> Your goal: Copy out every record below with complete accuracy.

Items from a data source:
====
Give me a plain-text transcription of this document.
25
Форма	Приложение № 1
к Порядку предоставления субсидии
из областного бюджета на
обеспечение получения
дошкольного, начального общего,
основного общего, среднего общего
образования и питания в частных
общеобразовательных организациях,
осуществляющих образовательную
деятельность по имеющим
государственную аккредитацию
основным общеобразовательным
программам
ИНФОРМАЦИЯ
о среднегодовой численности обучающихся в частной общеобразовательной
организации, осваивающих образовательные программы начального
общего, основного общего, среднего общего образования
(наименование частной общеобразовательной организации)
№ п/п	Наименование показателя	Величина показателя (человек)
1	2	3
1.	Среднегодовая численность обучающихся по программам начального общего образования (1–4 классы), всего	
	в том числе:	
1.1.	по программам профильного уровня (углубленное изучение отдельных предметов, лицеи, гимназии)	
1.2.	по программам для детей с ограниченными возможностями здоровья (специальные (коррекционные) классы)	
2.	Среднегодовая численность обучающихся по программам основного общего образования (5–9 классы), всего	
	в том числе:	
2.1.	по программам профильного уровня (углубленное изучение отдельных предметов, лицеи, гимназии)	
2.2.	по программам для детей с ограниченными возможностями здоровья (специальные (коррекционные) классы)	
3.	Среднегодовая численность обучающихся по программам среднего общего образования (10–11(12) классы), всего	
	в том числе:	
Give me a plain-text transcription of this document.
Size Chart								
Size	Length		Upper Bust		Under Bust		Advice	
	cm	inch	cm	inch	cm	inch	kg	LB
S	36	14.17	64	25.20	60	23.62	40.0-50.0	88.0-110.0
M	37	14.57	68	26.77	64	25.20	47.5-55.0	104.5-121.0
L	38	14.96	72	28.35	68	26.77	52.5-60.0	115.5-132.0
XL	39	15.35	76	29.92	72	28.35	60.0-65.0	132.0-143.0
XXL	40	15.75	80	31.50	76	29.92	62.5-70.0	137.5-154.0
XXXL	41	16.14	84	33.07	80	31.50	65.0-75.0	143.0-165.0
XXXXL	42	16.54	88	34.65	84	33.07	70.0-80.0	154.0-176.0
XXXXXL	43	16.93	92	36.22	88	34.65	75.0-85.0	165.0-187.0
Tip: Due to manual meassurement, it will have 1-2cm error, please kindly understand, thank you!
====
> Written solution:
Give me a plain-text transcription of this document.
25
Форма	Приложение № 1
к Порядку предоставления субсидии
из областного бюджета на
обеспечение получения
дошкольного, начального общего,
основного общего, среднего общего
образования и питания в частных
общеобразовательных организациях,
осуществляющих образовательную
деятельность по имеющим
государственную аккредитацию
основным общеобразовательным
программам
ИНФОРМАЦИЯ
о среднегодовой численности обучающихся в частной общеобразовательной
организации, осваивающих образовательные программы начального
общего, основного общего, среднего общего образования
(наименование частной общеобразовательной организации)
№ п/п	Наименование показателя	Величина показателя (человек)
1	2	3
1.	Среднегодовая численность обучающихся по программам начального общего образования (1–4 классы), всего	
	в том числе:	
1.1.	по программам профильного уровня (углубленное изучение отдельных предметов, лицеи, гимназии)	
1.2.	по программам для детей с ограниченными возможностями здоровья (специальные (коррекционные) классы)	
2.	Среднегодовая численность обучающихся по программам основного общего образования (5–9 классы), всего	
	в том числе:	
2.1.	по программам профильного уровня (углубленное изучение отдельных предметов, лицеи, гимназии)	
2.2.	по программам для детей с ограниченными возможностями здоровья (специальные (коррекционные) классы)	
3.	Среднегодовая численность обучающихся по программам среднего общего образования (10–11(12) классы), всего	
	в том числе:	
Give me a plain-text transcription of this document.
Size Chart								
Size	Length		Upper Bust		Under Bust		Advice	
	cm	inch	cm	inch	cm	inch	kg	LB
S	36	14.17	64	25.20	60	23.62	40.0-50.0	88.0-110.0
M	37	14.57	68	26.77	64	25.20	47.5-55.0	104.5-121.0
L	38	14.96	72	28.35	68	26.77	52.5-60.0	115.5-132.0
XL	39	15.35	76	29.92	72	28.35	60.0-65.0	132.0-143.0
XXL	40	15.75	80	31.50	76	29.92	62.5-70.0	137.5-154.0
XXXL	41	16.14	84	33.07	80	31.50	65.0-75.0	143.0-165.0
XXXXL	42	16.54	88	34.65	84	33.07	70.0-80.0	154.0-176.0
XXXXXL	43	16.93	92	36.22	88	34.65	75.0-85.0	165.0-187.0
Tip: Due to manual meassurement, it will have 1-2cm error, please kindly understand, thank you!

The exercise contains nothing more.